## Request
Reproduce all the entries exactly.

## Supplied records
%%
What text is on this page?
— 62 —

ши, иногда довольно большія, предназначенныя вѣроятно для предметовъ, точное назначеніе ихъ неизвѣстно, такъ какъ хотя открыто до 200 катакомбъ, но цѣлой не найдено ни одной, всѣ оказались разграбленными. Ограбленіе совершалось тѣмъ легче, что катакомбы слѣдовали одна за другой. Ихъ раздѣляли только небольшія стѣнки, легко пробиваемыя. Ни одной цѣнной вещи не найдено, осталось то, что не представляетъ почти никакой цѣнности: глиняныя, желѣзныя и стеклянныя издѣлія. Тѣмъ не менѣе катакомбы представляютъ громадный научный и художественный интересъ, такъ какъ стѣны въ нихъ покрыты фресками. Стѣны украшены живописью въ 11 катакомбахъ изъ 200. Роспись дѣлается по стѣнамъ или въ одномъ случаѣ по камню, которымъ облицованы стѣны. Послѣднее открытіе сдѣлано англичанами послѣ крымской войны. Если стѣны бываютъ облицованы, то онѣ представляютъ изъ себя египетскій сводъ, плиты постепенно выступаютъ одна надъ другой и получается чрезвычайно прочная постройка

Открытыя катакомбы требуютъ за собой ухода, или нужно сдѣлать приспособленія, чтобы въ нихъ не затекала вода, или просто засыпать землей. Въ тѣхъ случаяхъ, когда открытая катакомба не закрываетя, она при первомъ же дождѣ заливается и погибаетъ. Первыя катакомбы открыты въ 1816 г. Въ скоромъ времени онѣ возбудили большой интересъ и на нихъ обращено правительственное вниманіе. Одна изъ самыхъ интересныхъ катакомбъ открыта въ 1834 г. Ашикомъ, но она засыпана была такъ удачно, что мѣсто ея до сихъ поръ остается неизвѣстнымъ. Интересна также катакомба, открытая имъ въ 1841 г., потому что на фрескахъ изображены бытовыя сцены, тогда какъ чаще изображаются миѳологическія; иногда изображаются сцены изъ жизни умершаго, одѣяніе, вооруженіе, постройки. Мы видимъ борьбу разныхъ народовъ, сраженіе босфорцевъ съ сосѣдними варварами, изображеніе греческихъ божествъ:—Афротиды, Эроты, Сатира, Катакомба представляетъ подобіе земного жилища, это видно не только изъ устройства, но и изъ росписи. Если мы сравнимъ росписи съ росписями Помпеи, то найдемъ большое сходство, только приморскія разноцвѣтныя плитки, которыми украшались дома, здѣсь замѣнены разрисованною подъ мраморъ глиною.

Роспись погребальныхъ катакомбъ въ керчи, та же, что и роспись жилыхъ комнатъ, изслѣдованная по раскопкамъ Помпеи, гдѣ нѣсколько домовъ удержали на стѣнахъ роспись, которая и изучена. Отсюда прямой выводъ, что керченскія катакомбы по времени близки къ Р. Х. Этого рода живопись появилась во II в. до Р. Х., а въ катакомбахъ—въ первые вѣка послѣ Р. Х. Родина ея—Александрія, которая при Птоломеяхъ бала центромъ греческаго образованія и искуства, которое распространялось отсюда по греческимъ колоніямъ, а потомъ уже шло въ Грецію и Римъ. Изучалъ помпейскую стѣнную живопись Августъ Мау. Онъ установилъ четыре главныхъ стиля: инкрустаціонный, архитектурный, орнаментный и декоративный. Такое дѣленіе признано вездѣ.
%%
## Solution
What text is on this page?
— 62 —

ши, иногда довольно большія, предназначенныя вѣроятно для предметовъ, точное назначеніе ихъ неизвѣстно, такъ какъ хотя открыто до 200 катакомбъ, но цѣлой не найдено ни одной, всѣ оказались разграбленными. Ограбленіе совершалось тѣмъ легче, что катакомбы слѣдовали одна за другой. Ихъ раздѣляли только небольшія стѣнки, легко пробиваемыя. Ни одной цѣнной вещи не найдено, осталось то, что не представляетъ почти никакой цѣнности: глиняныя, желѣзныя и стеклянныя издѣлія. Тѣмъ не менѣе катакомбы представляютъ громадный научный и художественный интересъ, такъ какъ стѣны въ нихъ покрыты фресками. Стѣны украшены живописью въ 11 катакомбахъ изъ 200. Роспись дѣлается по стѣнамъ или въ одномъ случаѣ по камню, которымъ облицованы стѣны. Послѣднее открытіе сдѣлано англичанами послѣ крымской войны. Если стѣны бываютъ облицованы, то онѣ представляютъ изъ себя египетскій сводъ, плиты постепенно выступаютъ одна надъ другой и получается чрезвычайно прочная постройка

Открытыя катакомбы требуютъ за собой ухода, или нужно сдѣлать приспособленія, чтобы въ нихъ не затекала вода, или просто засыпать землей. Въ тѣхъ случаяхъ, когда открытая катакомба не закрываетя, она при первомъ же дождѣ заливается и погибаетъ. Первыя катакомбы открыты въ 1816 г. Въ скоромъ времени онѣ возбудили большой интересъ и на нихъ обращено правительственное вниманіе. Одна изъ самыхъ интересныхъ катакомбъ открыта въ 1834 г. Ашикомъ, но она засыпана была такъ удачно, что мѣсто ея до сихъ поръ остается неизвѣстнымъ. Интересна также катакомба, открытая имъ въ 1841 г., потому что на фрескахъ изображены бытовыя сцены, тогда какъ чаще изображаются миѳологическія; иногда изображаются сцены изъ жизни умершаго, одѣяніе, вооруженіе, постройки. Мы видимъ борьбу разныхъ народовъ, сраженіе босфорцевъ съ сосѣдними варварами, изображеніе греческихъ божествъ:—Афротиды, Эроты, Сатира, Катакомба представляетъ подобіе земного жилища, это видно не только изъ устройства, но и изъ росписи. Если мы сравнимъ росписи съ росписями Помпеи, то найдемъ большое сходство, только приморскія разноцвѣтныя плитки, которыми украшались дома, здѣсь замѣнены разрисованною подъ мраморъ глиною.

Роспись погребальныхъ катакомбъ въ керчи, та же, что и роспись жилыхъ комнатъ, изслѣдованная по раскопкамъ Помпеи, гдѣ нѣсколько домовъ удержали на стѣнахъ роспись, которая и изучена. Отсюда прямой выводъ, что керченскія катакомбы по времени близки къ Р. Х. Этого рода живопись появилась во II в. до Р. Х., а въ катакомбахъ—въ первые вѣка послѣ Р. Х. Родина ея—Александрія, которая при Птоломеяхъ бала центромъ греческаго образованія и искуства, которое распространялось отсюда по греческимъ колоніямъ, а потомъ уже шло въ Грецію и Римъ. Изучалъ помпейскую стѣнную живопись Августъ Мау. Онъ установилъ четыре главныхъ стиля: инкрустаціонный, архитектурный, орнаментный и декоративный. Такое дѣленіе признано вездѣ.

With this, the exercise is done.